Repeat the records in full and exactly, omitting pictures.

______________________________

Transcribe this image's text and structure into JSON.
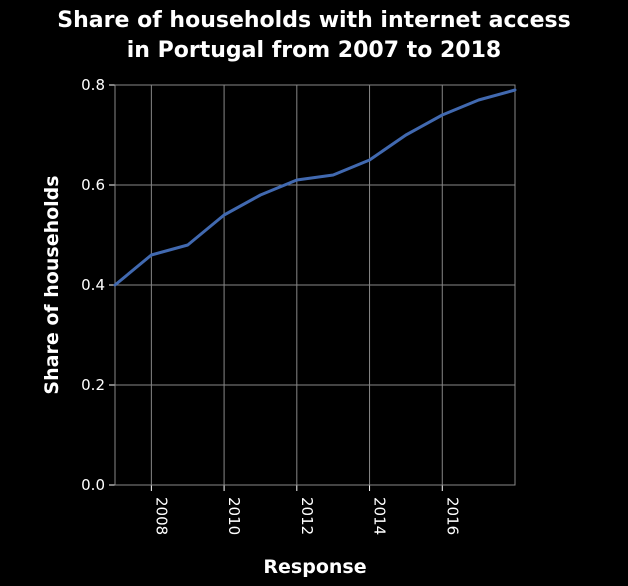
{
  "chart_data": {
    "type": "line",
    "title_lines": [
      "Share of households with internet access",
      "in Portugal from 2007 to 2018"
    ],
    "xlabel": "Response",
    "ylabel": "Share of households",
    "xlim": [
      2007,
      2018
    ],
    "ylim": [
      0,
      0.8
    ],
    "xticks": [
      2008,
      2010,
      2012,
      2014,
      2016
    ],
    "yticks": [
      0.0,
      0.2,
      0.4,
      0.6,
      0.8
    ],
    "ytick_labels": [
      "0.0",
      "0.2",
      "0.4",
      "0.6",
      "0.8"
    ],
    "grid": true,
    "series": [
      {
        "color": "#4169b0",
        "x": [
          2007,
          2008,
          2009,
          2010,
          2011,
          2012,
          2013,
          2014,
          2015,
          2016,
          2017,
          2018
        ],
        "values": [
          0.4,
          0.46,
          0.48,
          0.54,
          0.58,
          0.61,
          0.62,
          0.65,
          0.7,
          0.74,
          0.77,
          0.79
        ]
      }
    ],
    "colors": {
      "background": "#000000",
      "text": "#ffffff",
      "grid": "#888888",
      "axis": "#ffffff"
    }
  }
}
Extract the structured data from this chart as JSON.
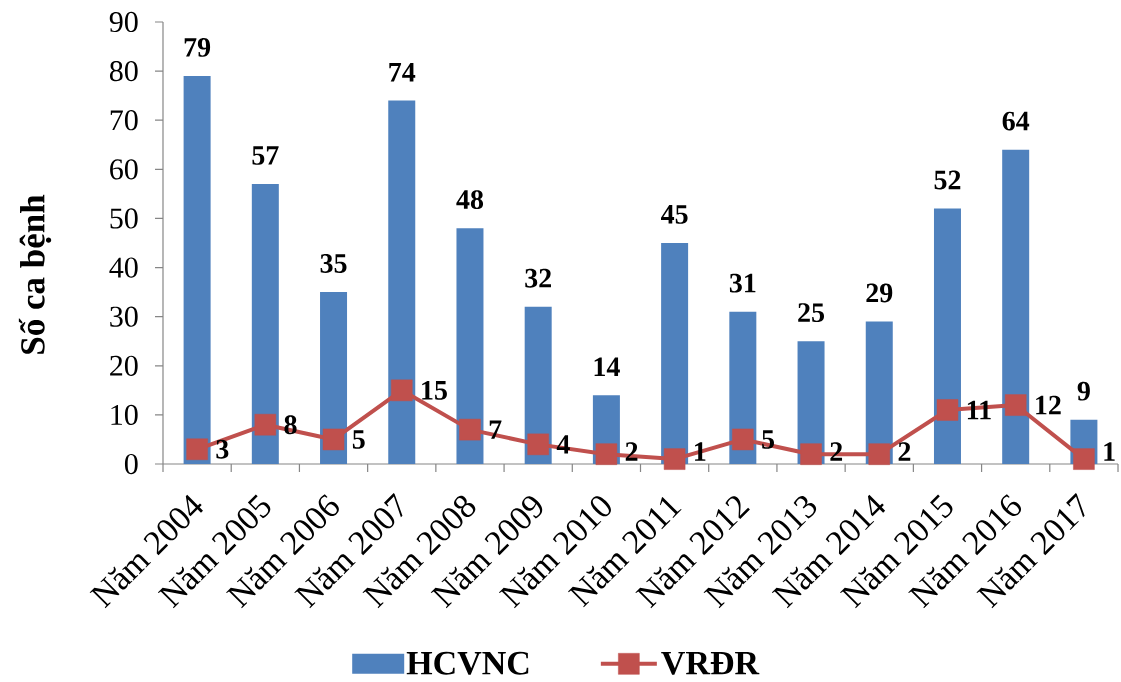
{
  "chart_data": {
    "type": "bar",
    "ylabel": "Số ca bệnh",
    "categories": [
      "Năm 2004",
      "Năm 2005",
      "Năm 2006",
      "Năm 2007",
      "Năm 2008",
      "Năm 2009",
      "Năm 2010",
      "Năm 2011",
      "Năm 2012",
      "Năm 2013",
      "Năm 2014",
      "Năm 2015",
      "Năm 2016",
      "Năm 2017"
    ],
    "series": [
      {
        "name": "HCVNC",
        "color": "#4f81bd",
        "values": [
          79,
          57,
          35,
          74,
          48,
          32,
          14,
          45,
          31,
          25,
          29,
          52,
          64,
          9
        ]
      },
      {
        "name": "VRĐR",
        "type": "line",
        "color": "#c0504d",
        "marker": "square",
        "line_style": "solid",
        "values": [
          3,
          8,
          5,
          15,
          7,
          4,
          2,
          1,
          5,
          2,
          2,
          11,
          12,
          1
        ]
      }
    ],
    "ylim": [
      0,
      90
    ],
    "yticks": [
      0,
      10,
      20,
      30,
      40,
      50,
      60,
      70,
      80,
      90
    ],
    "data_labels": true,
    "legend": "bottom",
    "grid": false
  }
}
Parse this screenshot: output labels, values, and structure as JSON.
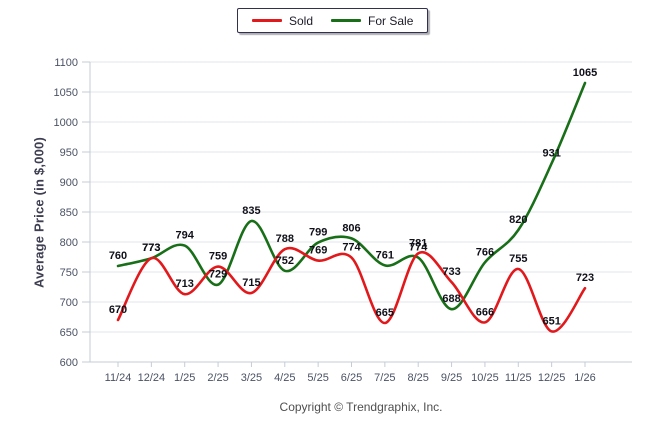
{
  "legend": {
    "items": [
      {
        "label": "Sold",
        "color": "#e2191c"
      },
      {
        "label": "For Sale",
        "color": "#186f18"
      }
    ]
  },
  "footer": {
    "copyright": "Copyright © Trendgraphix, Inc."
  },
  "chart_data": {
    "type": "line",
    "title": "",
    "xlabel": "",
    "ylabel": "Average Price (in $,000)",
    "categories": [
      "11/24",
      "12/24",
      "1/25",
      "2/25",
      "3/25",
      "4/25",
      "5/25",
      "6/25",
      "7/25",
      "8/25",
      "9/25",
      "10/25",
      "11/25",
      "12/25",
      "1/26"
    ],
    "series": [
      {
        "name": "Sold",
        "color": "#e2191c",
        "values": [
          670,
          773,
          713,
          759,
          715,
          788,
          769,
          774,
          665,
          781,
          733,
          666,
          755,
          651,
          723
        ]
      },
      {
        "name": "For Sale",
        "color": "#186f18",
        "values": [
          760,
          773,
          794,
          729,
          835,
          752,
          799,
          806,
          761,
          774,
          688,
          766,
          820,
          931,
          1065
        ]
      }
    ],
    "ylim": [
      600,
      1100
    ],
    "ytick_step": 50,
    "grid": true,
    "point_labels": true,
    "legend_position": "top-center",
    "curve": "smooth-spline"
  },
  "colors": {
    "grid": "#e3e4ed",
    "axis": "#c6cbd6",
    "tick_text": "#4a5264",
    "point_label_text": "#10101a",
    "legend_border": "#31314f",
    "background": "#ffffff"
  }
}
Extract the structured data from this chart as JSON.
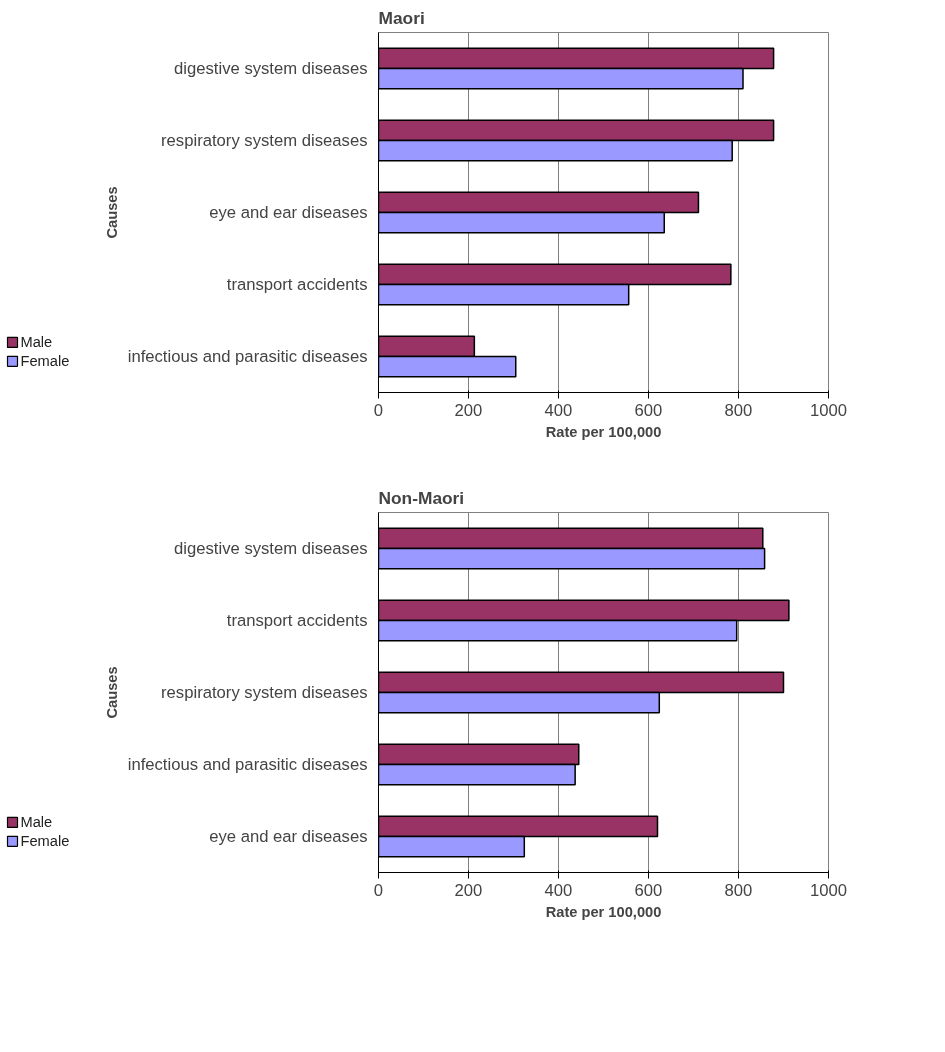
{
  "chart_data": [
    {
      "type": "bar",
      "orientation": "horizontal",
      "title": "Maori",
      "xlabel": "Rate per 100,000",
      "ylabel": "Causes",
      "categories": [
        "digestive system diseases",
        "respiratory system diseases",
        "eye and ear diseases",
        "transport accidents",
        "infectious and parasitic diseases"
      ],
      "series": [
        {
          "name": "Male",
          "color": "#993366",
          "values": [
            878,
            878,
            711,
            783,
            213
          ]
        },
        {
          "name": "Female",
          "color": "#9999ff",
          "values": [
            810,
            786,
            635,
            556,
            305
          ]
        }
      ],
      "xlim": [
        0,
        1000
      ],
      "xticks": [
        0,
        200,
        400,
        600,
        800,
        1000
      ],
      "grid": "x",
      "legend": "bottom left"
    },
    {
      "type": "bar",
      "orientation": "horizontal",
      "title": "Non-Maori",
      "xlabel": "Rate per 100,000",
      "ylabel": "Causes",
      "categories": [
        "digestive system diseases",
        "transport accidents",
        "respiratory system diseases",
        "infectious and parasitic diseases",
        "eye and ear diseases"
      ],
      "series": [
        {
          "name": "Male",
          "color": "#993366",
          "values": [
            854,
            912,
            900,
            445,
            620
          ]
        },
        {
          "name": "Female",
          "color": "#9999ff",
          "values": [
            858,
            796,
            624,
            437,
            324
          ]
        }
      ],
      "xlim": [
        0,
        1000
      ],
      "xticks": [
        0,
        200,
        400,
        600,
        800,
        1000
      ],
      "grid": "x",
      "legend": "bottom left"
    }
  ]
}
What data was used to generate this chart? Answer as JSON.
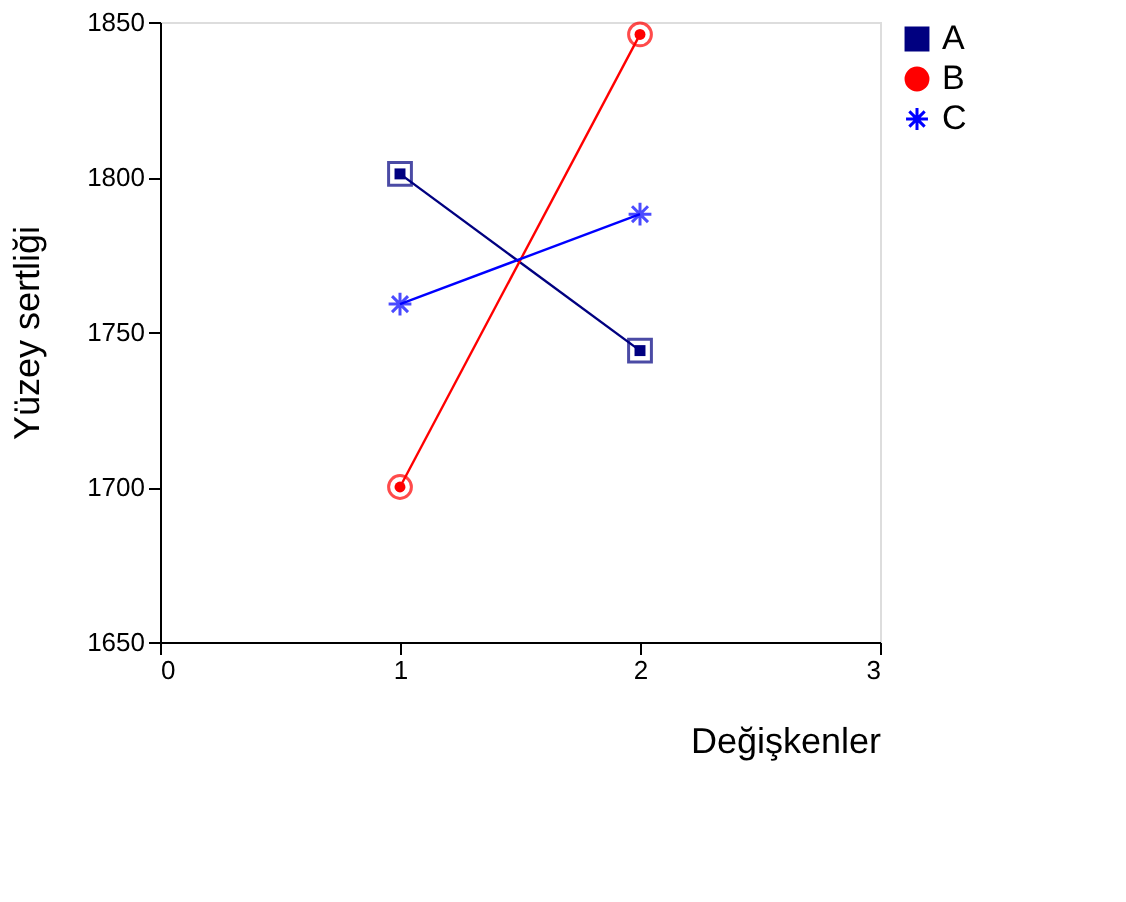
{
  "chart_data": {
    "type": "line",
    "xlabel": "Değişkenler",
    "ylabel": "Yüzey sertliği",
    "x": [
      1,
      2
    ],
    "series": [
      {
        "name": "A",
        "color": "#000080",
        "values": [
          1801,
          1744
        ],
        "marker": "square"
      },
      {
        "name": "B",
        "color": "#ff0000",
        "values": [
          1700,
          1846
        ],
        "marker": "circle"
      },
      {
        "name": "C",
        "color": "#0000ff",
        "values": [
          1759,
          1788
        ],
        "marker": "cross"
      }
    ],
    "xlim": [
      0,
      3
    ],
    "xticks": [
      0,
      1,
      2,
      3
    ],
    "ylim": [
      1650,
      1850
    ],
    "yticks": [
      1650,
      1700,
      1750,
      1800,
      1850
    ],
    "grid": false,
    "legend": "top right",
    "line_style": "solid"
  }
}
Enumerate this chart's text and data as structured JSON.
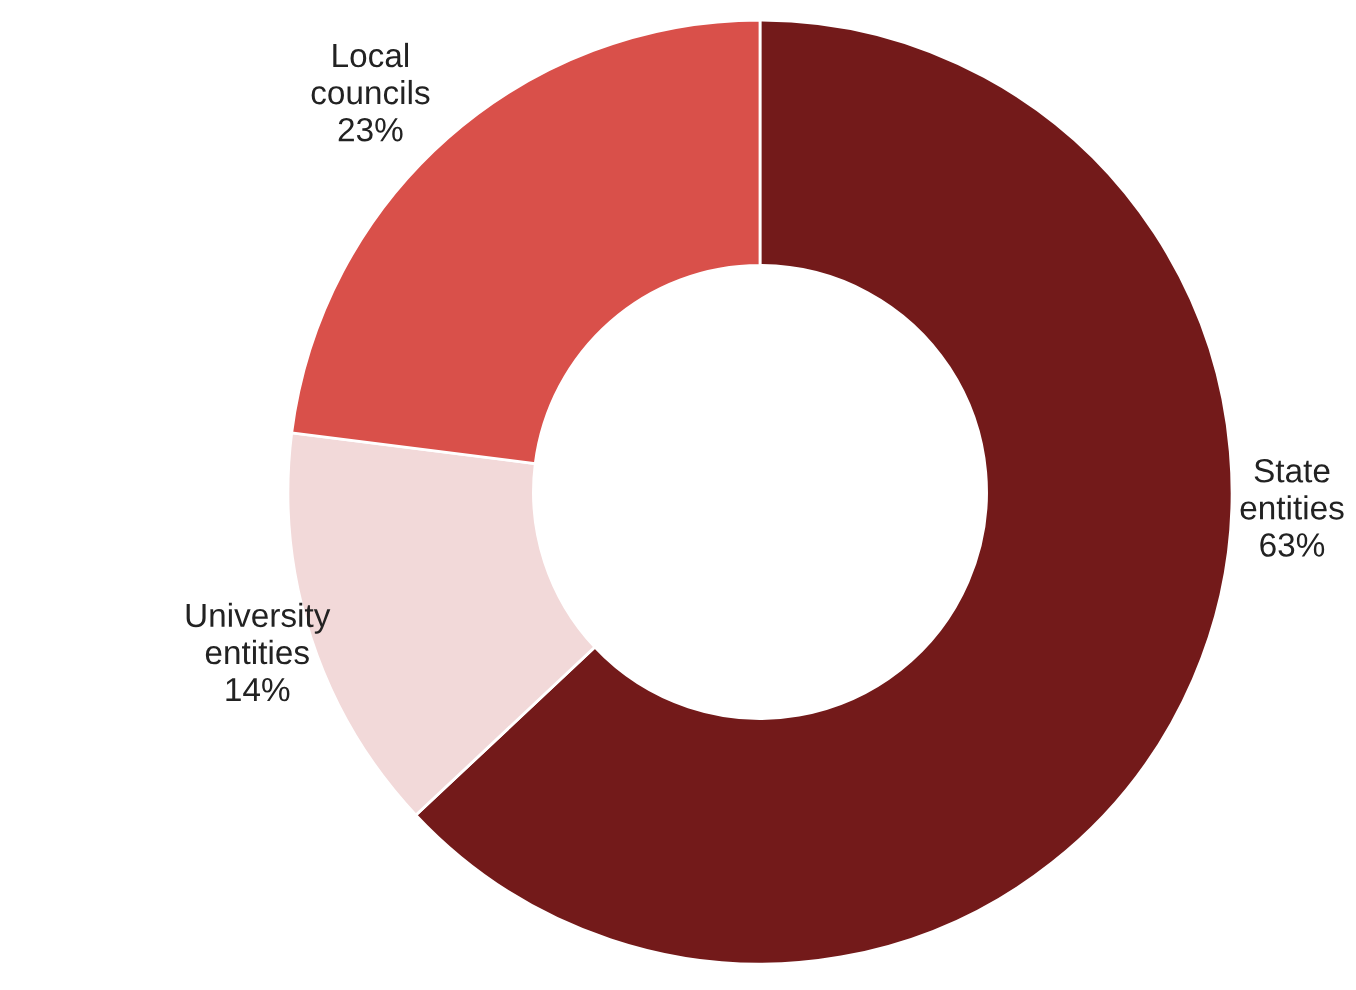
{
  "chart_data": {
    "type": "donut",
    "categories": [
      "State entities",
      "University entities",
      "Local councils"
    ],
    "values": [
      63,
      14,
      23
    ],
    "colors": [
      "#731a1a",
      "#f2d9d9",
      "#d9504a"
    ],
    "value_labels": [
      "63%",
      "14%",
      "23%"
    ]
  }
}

______________________________

Problem solution:
Transcribe this image's text and structure into JSON.
{
  "chart_data": {
    "type": "line",
    "title_lines": [
      "Share of households with internet access",
      "in Portugal from 2007 to 2018"
    ],
    "xlabel": "Response",
    "ylabel": "Share of households",
    "xlim": [
      2007,
      2018
    ],
    "ylim": [
      0,
      0.8
    ],
    "xticks": [
      2008,
      2010,
      2012,
      2014,
      2016
    ],
    "yticks": [
      0.0,
      0.2,
      0.4,
      0.6,
      0.8
    ],
    "ytick_labels": [
      "0.0",
      "0.2",
      "0.4",
      "0.6",
      "0.8"
    ],
    "grid": true,
    "series": [
      {
        "color": "#4169b0",
        "x": [
          2007,
          2008,
          2009,
          2010,
          2011,
          2012,
          2013,
          2014,
          2015,
          2016,
          2017,
          2018
        ],
        "values": [
          0.4,
          0.46,
          0.48,
          0.54,
          0.58,
          0.61,
          0.62,
          0.65,
          0.7,
          0.74,
          0.77,
          0.79
        ]
      }
    ],
    "colors": {
      "background": "#000000",
      "text": "#ffffff",
      "grid": "#888888",
      "axis": "#ffffff"
    }
  }
}
Extract the structured data from this chart as JSON.
{
  "chart_data": {
    "type": "bar",
    "ylabel": "Số ca bệnh",
    "categories": [
      "Năm 2004",
      "Năm 2005",
      "Năm 2006",
      "Năm 2007",
      "Năm 2008",
      "Năm 2009",
      "Năm 2010",
      "Năm 2011",
      "Năm 2012",
      "Năm 2013",
      "Năm 2014",
      "Năm 2015",
      "Năm 2016",
      "Năm 2017"
    ],
    "series": [
      {
        "name": "HCVNC",
        "color": "#4f81bd",
        "values": [
          79,
          57,
          35,
          74,
          48,
          32,
          14,
          45,
          31,
          25,
          29,
          52,
          64,
          9
        ]
      },
      {
        "name": "VRĐR",
        "type": "line",
        "color": "#c0504d",
        "marker": "square",
        "line_style": "solid",
        "values": [
          3,
          8,
          5,
          15,
          7,
          4,
          2,
          1,
          5,
          2,
          2,
          11,
          12,
          1
        ]
      }
    ],
    "ylim": [
      0,
      90
    ],
    "yticks": [
      0,
      10,
      20,
      30,
      40,
      50,
      60,
      70,
      80,
      90
    ],
    "data_labels": true,
    "legend": "bottom",
    "grid": false
  }
}
Parse this screenshot: output labels, values, and structure as JSON.
{
  "legend": {
    "items": [
      {
        "label": "Sold",
        "color": "#e2191c"
      },
      {
        "label": "For Sale",
        "color": "#186f18"
      }
    ]
  },
  "footer": {
    "copyright": "Copyright © Trendgraphix, Inc."
  },
  "chart_data": {
    "type": "line",
    "title": "",
    "xlabel": "",
    "ylabel": "Average Price (in $,000)",
    "categories": [
      "11/24",
      "12/24",
      "1/25",
      "2/25",
      "3/25",
      "4/25",
      "5/25",
      "6/25",
      "7/25",
      "8/25",
      "9/25",
      "10/25",
      "11/25",
      "12/25",
      "1/26"
    ],
    "series": [
      {
        "name": "Sold",
        "color": "#e2191c",
        "values": [
          670,
          773,
          713,
          759,
          715,
          788,
          769,
          774,
          665,
          781,
          733,
          666,
          755,
          651,
          723
        ]
      },
      {
        "name": "For Sale",
        "color": "#186f18",
        "values": [
          760,
          773,
          794,
          729,
          835,
          752,
          799,
          806,
          761,
          774,
          688,
          766,
          820,
          931,
          1065
        ]
      }
    ],
    "ylim": [
      600,
      1100
    ],
    "ytick_step": 50,
    "grid": true,
    "point_labels": true,
    "legend_position": "top-center",
    "curve": "smooth-spline"
  },
  "colors": {
    "grid": "#e3e4ed",
    "axis": "#c6cbd6",
    "tick_text": "#4a5264",
    "point_label_text": "#10101a",
    "legend_border": "#31314f",
    "background": "#ffffff"
  }
}
Extract the structured data from this chart as JSON.
{
  "chart_data": [
    {
      "type": "bar",
      "orientation": "horizontal",
      "title": "Maori",
      "xlabel": "Rate per 100,000",
      "ylabel": "Causes",
      "categories": [
        "digestive system diseases",
        "respiratory system diseases",
        "eye and ear diseases",
        "transport accidents",
        "infectious and parasitic diseases"
      ],
      "series": [
        {
          "name": "Male",
          "color": "#993366",
          "values": [
            878,
            878,
            711,
            783,
            213
          ]
        },
        {
          "name": "Female",
          "color": "#9999ff",
          "values": [
            810,
            786,
            635,
            556,
            305
          ]
        }
      ],
      "xlim": [
        0,
        1000
      ],
      "xticks": [
        0,
        200,
        400,
        600,
        800,
        1000
      ],
      "grid": "x",
      "legend": "bottom left"
    },
    {
      "type": "bar",
      "orientation": "horizontal",
      "title": "Non-Maori",
      "xlabel": "Rate per 100,000",
      "ylabel": "Causes",
      "categories": [
        "digestive system diseases",
        "transport accidents",
        "respiratory system diseases",
        "infectious and parasitic diseases",
        "eye and ear diseases"
      ],
      "series": [
        {
          "name": "Male",
          "color": "#993366",
          "values": [
            854,
            912,
            900,
            445,
            620
          ]
        },
        {
          "name": "Female",
          "color": "#9999ff",
          "values": [
            858,
            796,
            624,
            437,
            324
          ]
        }
      ],
      "xlim": [
        0,
        1000
      ],
      "xticks": [
        0,
        200,
        400,
        600,
        800,
        1000
      ],
      "grid": "x",
      "legend": "bottom left"
    }
  ]
}
What data was used to generate this chart? Answer as JSON.
{
  "chart_data": {
    "type": "line",
    "xlabel": "Değişkenler",
    "ylabel": "Yüzey sertliği",
    "x": [
      1,
      2
    ],
    "series": [
      {
        "name": "A",
        "color": "#000080",
        "values": [
          1801,
          1744
        ],
        "marker": "square"
      },
      {
        "name": "B",
        "color": "#ff0000",
        "values": [
          1700,
          1846
        ],
        "marker": "circle"
      },
      {
        "name": "C",
        "color": "#0000ff",
        "values": [
          1759,
          1788
        ],
        "marker": "cross"
      }
    ],
    "xlim": [
      0,
      3
    ],
    "xticks": [
      0,
      1,
      2,
      3
    ],
    "ylim": [
      1650,
      1850
    ],
    "yticks": [
      1650,
      1700,
      1750,
      1800,
      1850
    ],
    "grid": false,
    "legend": "top right",
    "line_style": "solid"
  }
}
Enumerate this chart's text and data as structured JSON.
{
  "chart_data": {
    "type": "donut",
    "categories": [
      "State entities",
      "University entities",
      "Local councils"
    ],
    "values": [
      63,
      14,
      23
    ],
    "colors": [
      "#731a1a",
      "#f2d9d9",
      "#d9504a"
    ],
    "value_labels": [
      "63%",
      "14%",
      "23%"
    ]
  }
}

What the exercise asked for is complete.